SUPPLIED MATERIAL:
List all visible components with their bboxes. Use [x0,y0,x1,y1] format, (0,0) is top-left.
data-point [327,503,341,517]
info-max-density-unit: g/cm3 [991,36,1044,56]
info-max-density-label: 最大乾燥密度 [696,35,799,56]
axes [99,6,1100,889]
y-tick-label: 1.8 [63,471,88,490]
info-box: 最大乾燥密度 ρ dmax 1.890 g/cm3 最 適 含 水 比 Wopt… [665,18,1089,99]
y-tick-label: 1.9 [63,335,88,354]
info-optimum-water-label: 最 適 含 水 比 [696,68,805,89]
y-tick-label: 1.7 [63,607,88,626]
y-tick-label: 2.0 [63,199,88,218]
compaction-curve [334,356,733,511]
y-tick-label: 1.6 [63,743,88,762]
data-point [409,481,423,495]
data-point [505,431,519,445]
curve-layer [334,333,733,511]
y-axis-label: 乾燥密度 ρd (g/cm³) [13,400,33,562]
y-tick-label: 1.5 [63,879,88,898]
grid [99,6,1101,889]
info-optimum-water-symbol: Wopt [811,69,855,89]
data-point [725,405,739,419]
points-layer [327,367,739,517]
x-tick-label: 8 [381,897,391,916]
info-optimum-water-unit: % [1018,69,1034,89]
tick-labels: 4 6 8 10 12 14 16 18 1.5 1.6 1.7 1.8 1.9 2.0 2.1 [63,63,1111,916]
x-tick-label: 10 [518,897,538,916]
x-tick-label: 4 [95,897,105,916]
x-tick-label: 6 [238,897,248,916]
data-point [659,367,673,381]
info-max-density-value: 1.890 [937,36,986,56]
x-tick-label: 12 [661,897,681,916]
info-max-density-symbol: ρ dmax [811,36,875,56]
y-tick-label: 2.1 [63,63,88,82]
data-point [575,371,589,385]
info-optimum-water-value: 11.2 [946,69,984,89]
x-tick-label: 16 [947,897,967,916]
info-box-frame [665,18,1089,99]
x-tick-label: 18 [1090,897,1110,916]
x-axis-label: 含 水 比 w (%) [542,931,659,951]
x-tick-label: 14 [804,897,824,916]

WORK TO COMPLETE:
Reproduce every line of the entries above verbatim, with no omissions or alterations.

EXPECTED ANSWER:
List all visible components with their bboxes. Use [x0,y0,x1,y1] format, (0,0) is top-left.
data-point [327,503,341,517]
info-max-density-unit: g/cm3 [991,36,1044,56]
info-max-density-label: 最大乾燥密度 [696,35,799,56]
axes [99,6,1100,889]
y-tick-label: 1.8 [63,471,88,490]
info-box: 最大乾燥密度 ρ dmax 1.890 g/cm3 最 適 含 水 比 Wopt… [665,18,1089,99]
y-tick-label: 1.9 [63,335,88,354]
info-optimum-water-label: 最 適 含 水 比 [696,68,805,89]
y-tick-label: 1.7 [63,607,88,626]
y-tick-label: 2.0 [63,199,88,218]
compaction-curve [334,356,733,511]
y-tick-label: 1.6 [63,743,88,762]
data-point [409,481,423,495]
data-point [505,431,519,445]
curve-layer [334,333,733,511]
y-axis-label: 乾燥密度 ρd (g/cm³) [13,400,33,562]
y-tick-label: 1.5 [63,879,88,898]
grid [99,6,1101,889]
info-optimum-water-symbol: Wopt [811,69,855,89]
data-point [725,405,739,419]
points-layer [327,367,739,517]
x-tick-label: 8 [381,897,391,916]
info-optimum-water-unit: % [1018,69,1034,89]
tick-labels: 4 6 8 10 12 14 16 18 1.5 1.6 1.7 1.8 1.9 2.0 2.1 [63,63,1111,916]
x-tick-label: 10 [518,897,538,916]
x-tick-label: 4 [95,897,105,916]
x-tick-label: 6 [238,897,248,916]
data-point [659,367,673,381]
info-max-density-value: 1.890 [937,36,986,56]
x-tick-label: 12 [661,897,681,916]
info-max-density-symbol: ρ dmax [811,36,875,56]
y-tick-label: 2.1 [63,63,88,82]
data-point [575,371,589,385]
info-optimum-water-value: 11.2 [946,69,984,89]
x-tick-label: 16 [947,897,967,916]
info-box-frame [665,18,1089,99]
x-tick-label: 18 [1090,897,1110,916]
x-axis-label: 含 水 比 w (%) [542,931,659,951]
x-tick-label: 14 [804,897,824,916]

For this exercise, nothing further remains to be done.